[Stored records]
════════════════
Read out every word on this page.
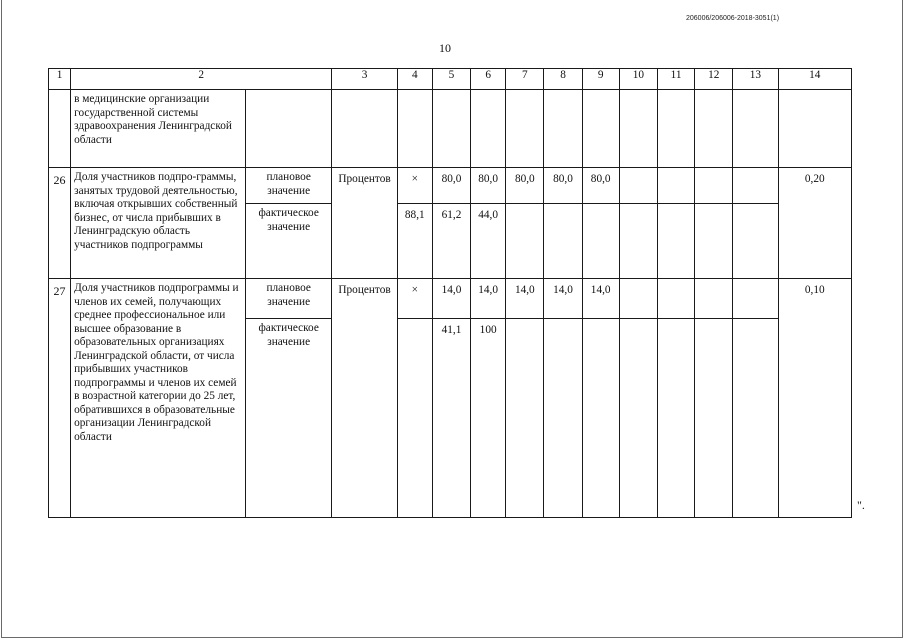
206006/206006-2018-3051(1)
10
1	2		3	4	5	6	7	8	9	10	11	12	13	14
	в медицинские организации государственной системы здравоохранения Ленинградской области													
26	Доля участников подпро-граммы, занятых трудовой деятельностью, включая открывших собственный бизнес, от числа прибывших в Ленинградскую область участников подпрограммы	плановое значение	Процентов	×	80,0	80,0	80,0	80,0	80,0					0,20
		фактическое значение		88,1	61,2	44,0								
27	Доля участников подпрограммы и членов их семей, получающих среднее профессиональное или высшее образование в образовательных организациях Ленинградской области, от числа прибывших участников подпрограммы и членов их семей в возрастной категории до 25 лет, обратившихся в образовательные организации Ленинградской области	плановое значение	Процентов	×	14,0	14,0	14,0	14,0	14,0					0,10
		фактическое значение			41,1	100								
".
════════════════
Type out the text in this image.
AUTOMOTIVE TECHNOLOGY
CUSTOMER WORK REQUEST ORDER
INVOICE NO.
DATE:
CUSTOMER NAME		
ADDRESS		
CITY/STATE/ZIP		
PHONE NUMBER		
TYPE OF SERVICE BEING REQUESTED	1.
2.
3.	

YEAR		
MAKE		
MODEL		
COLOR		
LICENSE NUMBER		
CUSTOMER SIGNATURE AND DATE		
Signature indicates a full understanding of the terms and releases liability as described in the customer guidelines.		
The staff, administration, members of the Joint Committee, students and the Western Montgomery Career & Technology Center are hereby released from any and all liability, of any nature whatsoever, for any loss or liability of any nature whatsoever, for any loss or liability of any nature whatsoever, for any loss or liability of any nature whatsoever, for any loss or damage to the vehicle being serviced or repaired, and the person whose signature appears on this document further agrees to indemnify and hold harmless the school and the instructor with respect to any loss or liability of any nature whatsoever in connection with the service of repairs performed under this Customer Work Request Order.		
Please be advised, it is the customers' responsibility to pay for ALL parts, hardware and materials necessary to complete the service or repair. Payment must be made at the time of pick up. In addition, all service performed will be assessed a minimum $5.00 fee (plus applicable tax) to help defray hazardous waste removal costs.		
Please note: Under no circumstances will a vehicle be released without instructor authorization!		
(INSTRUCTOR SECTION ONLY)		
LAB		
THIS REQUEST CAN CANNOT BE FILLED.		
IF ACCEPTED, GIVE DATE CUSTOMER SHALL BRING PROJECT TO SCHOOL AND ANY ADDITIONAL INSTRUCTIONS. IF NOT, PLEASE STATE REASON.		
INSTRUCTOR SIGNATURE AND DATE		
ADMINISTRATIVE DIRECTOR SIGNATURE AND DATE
════════════════
(DIRECTIONS FOR THIS TASK) In the listing above, how many lines hold the word "STATE"? Give the number and nothing more.

(OUTPUT FOR THIS EXERCISE) 2